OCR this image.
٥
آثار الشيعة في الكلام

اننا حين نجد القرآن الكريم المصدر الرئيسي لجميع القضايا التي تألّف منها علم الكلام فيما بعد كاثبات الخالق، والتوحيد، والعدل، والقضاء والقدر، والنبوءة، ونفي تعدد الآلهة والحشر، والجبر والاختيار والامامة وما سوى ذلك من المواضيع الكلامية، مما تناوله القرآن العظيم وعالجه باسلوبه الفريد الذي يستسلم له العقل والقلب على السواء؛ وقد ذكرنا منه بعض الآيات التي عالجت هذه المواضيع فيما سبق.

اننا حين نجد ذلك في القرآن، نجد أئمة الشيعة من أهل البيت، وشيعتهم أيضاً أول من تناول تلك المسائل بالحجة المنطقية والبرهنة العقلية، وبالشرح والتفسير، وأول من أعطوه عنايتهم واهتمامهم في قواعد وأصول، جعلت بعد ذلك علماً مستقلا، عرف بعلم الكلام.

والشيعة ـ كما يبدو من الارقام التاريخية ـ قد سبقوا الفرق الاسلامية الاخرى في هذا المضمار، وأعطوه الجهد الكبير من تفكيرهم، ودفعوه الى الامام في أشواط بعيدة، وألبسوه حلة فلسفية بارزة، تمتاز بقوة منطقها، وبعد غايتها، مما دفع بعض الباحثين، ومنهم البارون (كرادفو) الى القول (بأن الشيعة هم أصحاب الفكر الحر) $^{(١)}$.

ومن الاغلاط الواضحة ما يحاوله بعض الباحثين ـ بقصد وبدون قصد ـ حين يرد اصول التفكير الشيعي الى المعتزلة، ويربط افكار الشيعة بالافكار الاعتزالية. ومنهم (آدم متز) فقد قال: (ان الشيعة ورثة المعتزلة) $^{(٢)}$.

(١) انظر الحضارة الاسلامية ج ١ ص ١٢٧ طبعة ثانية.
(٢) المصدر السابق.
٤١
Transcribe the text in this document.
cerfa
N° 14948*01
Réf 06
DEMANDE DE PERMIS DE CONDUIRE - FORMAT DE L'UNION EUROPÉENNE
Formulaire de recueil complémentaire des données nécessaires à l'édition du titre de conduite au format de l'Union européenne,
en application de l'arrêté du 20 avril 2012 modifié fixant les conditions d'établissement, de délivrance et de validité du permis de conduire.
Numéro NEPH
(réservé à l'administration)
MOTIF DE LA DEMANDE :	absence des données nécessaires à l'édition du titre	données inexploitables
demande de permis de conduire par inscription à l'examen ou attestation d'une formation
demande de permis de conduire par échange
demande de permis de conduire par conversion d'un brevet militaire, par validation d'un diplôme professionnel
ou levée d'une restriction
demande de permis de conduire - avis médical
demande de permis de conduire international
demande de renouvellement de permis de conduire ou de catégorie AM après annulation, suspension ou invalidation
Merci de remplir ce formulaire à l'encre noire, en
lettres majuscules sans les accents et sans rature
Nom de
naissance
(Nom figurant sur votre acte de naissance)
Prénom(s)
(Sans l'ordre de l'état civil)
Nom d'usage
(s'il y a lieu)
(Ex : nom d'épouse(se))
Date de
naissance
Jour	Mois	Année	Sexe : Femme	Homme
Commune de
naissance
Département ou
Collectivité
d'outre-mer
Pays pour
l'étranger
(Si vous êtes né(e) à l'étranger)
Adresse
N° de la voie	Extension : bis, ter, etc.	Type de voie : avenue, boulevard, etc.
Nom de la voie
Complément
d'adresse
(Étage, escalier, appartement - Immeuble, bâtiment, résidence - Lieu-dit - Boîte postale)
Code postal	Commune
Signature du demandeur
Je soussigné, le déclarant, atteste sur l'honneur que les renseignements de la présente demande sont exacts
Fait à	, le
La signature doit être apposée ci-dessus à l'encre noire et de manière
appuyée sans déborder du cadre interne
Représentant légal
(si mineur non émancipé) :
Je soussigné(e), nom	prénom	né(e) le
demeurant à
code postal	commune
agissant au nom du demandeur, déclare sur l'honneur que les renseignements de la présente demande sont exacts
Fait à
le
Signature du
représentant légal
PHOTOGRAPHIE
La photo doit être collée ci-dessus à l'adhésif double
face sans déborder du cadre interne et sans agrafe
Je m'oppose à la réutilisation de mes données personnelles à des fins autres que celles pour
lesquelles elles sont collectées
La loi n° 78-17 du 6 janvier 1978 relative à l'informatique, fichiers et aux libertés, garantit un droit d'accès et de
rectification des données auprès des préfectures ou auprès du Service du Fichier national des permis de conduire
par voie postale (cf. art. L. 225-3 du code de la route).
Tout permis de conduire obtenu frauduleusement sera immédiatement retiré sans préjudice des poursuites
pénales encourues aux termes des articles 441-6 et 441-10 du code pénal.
━━━━━━━━━━━━━━━━━━━━━━━━━━━━━━
■ **Task instructions**: Extract every line above exactly as it stands.

■ **Full response**:
OCR this image.
٥
آثار الشيعة في الكلام

اننا حين نجد القرآن الكريم المصدر الرئيسي لجميع القضايا التي تألّف منها علم الكلام فيما بعد كاثبات الخالق، والتوحيد، والعدل، والقضاء والقدر، والنبوءة، ونفي تعدد الآلهة والحشر، والجبر والاختيار والامامة وما سوى ذلك من المواضيع الكلامية، مما تناوله القرآن العظيم وعالجه باسلوبه الفريد الذي يستسلم له العقل والقلب على السواء؛ وقد ذكرنا منه بعض الآيات التي عالجت هذه المواضيع فيما سبق.

اننا حين نجد ذلك في القرآن، نجد أئمة الشيعة من أهل البيت، وشيعتهم أيضاً أول من تناول تلك المسائل بالحجة المنطقية والبرهنة العقلية، وبالشرح والتفسير، وأول من أعطوه عنايتهم واهتمامهم في قواعد وأصول، جعلت بعد ذلك علماً مستقلا، عرف بعلم الكلام.

والشيعة ـ كما يبدو من الارقام التاريخية ـ قد سبقوا الفرق الاسلامية الاخرى في هذا المضمار، وأعطوه الجهد الكبير من تفكيرهم، ودفعوه الى الامام في أشواط بعيدة، وألبسوه حلة فلسفية بارزة، تمتاز بقوة منطقها، وبعد غايتها، مما دفع بعض الباحثين، ومنهم البارون (كرادفو) الى القول (بأن الشيعة هم أصحاب الفكر الحر) $^{(١)}$.

ومن الاغلاط الواضحة ما يحاوله بعض الباحثين ـ بقصد وبدون قصد ـ حين يرد اصول التفكير الشيعي الى المعتزلة، ويربط افكار الشيعة بالافكار الاعتزالية. ومنهم (آدم متز) فقد قال: (ان الشيعة ورثة المعتزلة) $^{(٢)}$.

(١) انظر الحضارة الاسلامية ج ١ ص ١٢٧ طبعة ثانية.
(٢) المصدر السابق.
٤١
Transcribe the text in this document.
cerfa
N° 14948*01
Réf 06
DEMANDE DE PERMIS DE CONDUIRE - FORMAT DE L'UNION EUROPÉENNE
Formulaire de recueil complémentaire des données nécessaires à l'édition du titre de conduite au format de l'Union européenne,
en application de l'arrêté du 20 avril 2012 modifié fixant les conditions d'établissement, de délivrance et de validité du permis de conduire.
Numéro NEPH
(réservé à l'administration)
MOTIF DE LA DEMANDE :	absence des données nécessaires à l'édition du titre	données inexploitables
demande de permis de conduire par inscription à l'examen ou attestation d'une formation
demande de permis de conduire par échange
demande de permis de conduire par conversion d'un brevet militaire, par validation d'un diplôme professionnel
ou levée d'une restriction
demande de permis de conduire - avis médical
demande de permis de conduire international
demande de renouvellement de permis de conduire ou de catégorie AM après annulation, suspension ou invalidation
Merci de remplir ce formulaire à l'encre noire, en
lettres majuscules sans les accents et sans rature
Nom de
naissance
(Nom figurant sur votre acte de naissance)
Prénom(s)
(Sans l'ordre de l'état civil)
Nom d'usage
(s'il y a lieu)
(Ex : nom d'épouse(se))
Date de
naissance
Jour	Mois	Année	Sexe : Femme	Homme
Commune de
naissance
Département ou
Collectivité
d'outre-mer
Pays pour
l'étranger
(Si vous êtes né(e) à l'étranger)
Adresse
N° de la voie	Extension : bis, ter, etc.	Type de voie : avenue, boulevard, etc.
Nom de la voie
Complément
d'adresse
(Étage, escalier, appartement - Immeuble, bâtiment, résidence - Lieu-dit - Boîte postale)
Code postal	Commune
Signature du demandeur
Je soussigné, le déclarant, atteste sur l'honneur que les renseignements de la présente demande sont exacts
Fait à	, le
La signature doit être apposée ci-dessus à l'encre noire et de manière
appuyée sans déborder du cadre interne
Représentant légal
(si mineur non émancipé) :
Je soussigné(e), nom	prénom	né(e) le
demeurant à
code postal	commune
agissant au nom du demandeur, déclare sur l'honneur que les renseignements de la présente demande sont exacts
Fait à
le
Signature du
représentant légal
PHOTOGRAPHIE
La photo doit être collée ci-dessus à l'adhésif double
face sans déborder du cadre interne et sans agrafe
Je m'oppose à la réutilisation de mes données personnelles à des fins autres que celles pour
lesquelles elles sont collectées
La loi n° 78-17 du 6 janvier 1978 relative à l'informatique, fichiers et aux libertés, garantit un droit d'accès et de
rectification des données auprès des préfectures ou auprès du Service du Fichier national des permis de conduire
par voie postale (cf. art. L. 225-3 du code de la route).
Tout permis de conduire obtenu frauduleusement sera immédiatement retiré sans préjudice des poursuites
pénales encourues aux termes des articles 441-6 et 441-10 du code pénal.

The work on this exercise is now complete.